Records from a dataset:
-- -- --

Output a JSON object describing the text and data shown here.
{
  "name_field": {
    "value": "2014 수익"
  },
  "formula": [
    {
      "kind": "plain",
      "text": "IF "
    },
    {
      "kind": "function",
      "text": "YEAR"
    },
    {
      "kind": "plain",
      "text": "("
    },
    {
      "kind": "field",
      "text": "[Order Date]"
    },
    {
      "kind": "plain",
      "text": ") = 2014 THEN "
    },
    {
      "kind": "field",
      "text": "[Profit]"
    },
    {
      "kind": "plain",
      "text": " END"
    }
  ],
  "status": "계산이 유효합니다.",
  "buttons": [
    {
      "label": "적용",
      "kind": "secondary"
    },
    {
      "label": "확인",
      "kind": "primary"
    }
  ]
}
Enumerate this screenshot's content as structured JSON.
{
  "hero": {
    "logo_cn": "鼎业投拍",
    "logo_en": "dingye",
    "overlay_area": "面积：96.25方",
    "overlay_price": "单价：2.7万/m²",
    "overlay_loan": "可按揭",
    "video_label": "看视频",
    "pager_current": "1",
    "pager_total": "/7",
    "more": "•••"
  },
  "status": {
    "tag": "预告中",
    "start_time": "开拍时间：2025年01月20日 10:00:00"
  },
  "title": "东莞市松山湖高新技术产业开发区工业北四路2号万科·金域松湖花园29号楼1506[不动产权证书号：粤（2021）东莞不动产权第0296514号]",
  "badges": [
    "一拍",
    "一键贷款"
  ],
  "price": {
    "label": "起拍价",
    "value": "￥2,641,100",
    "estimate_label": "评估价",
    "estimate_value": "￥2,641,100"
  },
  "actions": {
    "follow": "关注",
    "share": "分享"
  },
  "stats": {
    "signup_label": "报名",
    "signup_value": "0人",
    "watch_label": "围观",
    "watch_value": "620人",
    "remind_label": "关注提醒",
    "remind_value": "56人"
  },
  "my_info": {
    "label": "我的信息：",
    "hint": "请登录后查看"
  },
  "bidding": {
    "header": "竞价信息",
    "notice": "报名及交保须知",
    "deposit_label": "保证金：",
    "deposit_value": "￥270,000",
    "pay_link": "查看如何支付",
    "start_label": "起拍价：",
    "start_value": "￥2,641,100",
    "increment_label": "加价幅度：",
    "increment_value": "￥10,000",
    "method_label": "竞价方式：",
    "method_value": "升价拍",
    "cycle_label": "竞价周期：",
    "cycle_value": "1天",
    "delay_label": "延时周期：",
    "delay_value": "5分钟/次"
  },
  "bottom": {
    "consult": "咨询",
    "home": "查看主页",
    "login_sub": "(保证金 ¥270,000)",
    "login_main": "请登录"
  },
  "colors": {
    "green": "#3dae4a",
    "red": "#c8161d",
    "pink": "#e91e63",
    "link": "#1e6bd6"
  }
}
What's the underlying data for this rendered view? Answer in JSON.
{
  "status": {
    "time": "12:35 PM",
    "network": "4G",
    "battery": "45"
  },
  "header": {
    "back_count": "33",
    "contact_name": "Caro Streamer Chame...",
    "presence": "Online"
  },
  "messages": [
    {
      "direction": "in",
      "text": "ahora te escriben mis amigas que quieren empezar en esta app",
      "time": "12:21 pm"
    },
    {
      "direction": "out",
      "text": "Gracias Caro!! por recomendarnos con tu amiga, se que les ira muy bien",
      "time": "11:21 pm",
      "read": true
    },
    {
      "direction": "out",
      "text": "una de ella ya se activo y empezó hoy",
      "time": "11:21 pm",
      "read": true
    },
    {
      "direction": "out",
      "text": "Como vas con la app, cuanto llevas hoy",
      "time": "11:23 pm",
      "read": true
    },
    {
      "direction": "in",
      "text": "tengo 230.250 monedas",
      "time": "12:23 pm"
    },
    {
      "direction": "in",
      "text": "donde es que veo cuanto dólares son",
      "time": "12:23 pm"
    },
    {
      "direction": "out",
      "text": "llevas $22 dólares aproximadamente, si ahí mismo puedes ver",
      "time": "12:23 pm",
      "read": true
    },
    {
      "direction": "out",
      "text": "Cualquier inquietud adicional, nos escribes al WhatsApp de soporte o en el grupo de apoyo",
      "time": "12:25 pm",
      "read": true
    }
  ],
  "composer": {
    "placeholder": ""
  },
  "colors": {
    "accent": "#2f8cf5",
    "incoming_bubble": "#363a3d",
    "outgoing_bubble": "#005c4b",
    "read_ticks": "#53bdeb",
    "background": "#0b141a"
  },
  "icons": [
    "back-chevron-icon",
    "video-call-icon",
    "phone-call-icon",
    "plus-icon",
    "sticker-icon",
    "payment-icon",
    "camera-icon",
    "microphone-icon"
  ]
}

-- -- --

WORK TO COMPLETE – Hand back the material above in full, exactly as written.

TASK SOLUTION –
Output a JSON object describing the text and data shown here.
{
  "name_field": {
    "value": "2014 수익"
  },
  "formula": [
    {
      "kind": "plain",
      "text": "IF "
    },
    {
      "kind": "function",
      "text": "YEAR"
    },
    {
      "kind": "plain",
      "text": "("
    },
    {
      "kind": "field",
      "text": "[Order Date]"
    },
    {
      "kind": "plain",
      "text": ") = 2014 THEN "
    },
    {
      "kind": "field",
      "text": "[Profit]"
    },
    {
      "kind": "plain",
      "text": " END"
    }
  ],
  "status": "계산이 유효합니다.",
  "buttons": [
    {
      "label": "적용",
      "kind": "secondary"
    },
    {
      "label": "확인",
      "kind": "primary"
    }
  ]
}
Enumerate this screenshot's content as structured JSON.
{
  "hero": {
    "logo_cn": "鼎业投拍",
    "logo_en": "dingye",
    "overlay_area": "面积：96.25方",
    "overlay_price": "单价：2.7万/m²",
    "overlay_loan": "可按揭",
    "video_label": "看视频",
    "pager_current": "1",
    "pager_total": "/7",
    "more": "•••"
  },
  "status": {
    "tag": "预告中",
    "start_time": "开拍时间：2025年01月20日 10:00:00"
  },
  "title": "东莞市松山湖高新技术产业开发区工业北四路2号万科·金域松湖花园29号楼1506[不动产权证书号：粤（2021）东莞不动产权第0296514号]",
  "badges": [
    "一拍",
    "一键贷款"
  ],
  "price": {
    "label": "起拍价",
    "value": "￥2,641,100",
    "estimate_label": "评估价",
    "estimate_value": "￥2,641,100"
  },
  "actions": {
    "follow": "关注",
    "share": "分享"
  },
  "stats": {
    "signup_label": "报名",
    "signup_value": "0人",
    "watch_label": "围观",
    "watch_value": "620人",
    "remind_label": "关注提醒",
    "remind_value": "56人"
  },
  "my_info": {
    "label": "我的信息：",
    "hint": "请登录后查看"
  },
  "bidding": {
    "header": "竞价信息",
    "notice": "报名及交保须知",
    "deposit_label": "保证金：",
    "deposit_value": "￥270,000",
    "pay_link": "查看如何支付",
    "start_label": "起拍价：",
    "start_value": "￥2,641,100",
    "increment_label": "加价幅度：",
    "increment_value": "￥10,000",
    "method_label": "竞价方式：",
    "method_value": "升价拍",
    "cycle_label": "竞价周期：",
    "cycle_value": "1天",
    "delay_label": "延时周期：",
    "delay_value": "5分钟/次"
  },
  "bottom": {
    "consult": "咨询",
    "home": "查看主页",
    "login_sub": "(保证金 ¥270,000)",
    "login_main": "请登录"
  },
  "colors": {
    "green": "#3dae4a",
    "red": "#c8161d",
    "pink": "#e91e63",
    "link": "#1e6bd6"
  }
}
What's the underlying data for this rendered view? Answer in JSON.
{
  "status": {
    "time": "12:35 PM",
    "network": "4G",
    "battery": "45"
  },
  "header": {
    "back_count": "33",
    "contact_name": "Caro Streamer Chame...",
    "presence": "Online"
  },
  "messages": [
    {
      "direction": "in",
      "text": "ahora te escriben mis amigas que quieren empezar en esta app",
      "time": "12:21 pm"
    },
    {
      "direction": "out",
      "text": "Gracias Caro!! por recomendarnos con tu amiga, se que les ira muy bien",
      "time": "11:21 pm",
      "read": true
    },
    {
      "direction": "out",
      "text": "una de ella ya se activo y empezó hoy",
      "time": "11:21 pm",
      "read": true
    },
    {
      "direction": "out",
      "text": "Como vas con la app, cuanto llevas hoy",
      "time": "11:23 pm",
      "read": true
    },
    {
      "direction": "in",
      "text": "tengo 230.250 monedas",
      "time": "12:23 pm"
    },
    {
      "direction": "in",
      "text": "donde es que veo cuanto dólares son",
      "time": "12:23 pm"
    },
    {
      "direction": "out",
      "text": "llevas $22 dólares aproximadamente, si ahí mismo puedes ver",
      "time": "12:23 pm",
      "read": true
    },
    {
      "direction": "out",
      "text": "Cualquier inquietud adicional, nos escribes al WhatsApp de soporte o en el grupo de apoyo",
      "time": "12:25 pm",
      "read": true
    }
  ],
  "composer": {
    "placeholder": ""
  },
  "colors": {
    "accent": "#2f8cf5",
    "incoming_bubble": "#363a3d",
    "outgoing_bubble": "#005c4b",
    "read_ticks": "#53bdeb",
    "background": "#0b141a"
  },
  "icons": [
    "back-chevron-icon",
    "video-call-icon",
    "phone-call-icon",
    "plus-icon",
    "sticker-icon",
    "payment-icon",
    "camera-icon",
    "microphone-icon"
  ]
}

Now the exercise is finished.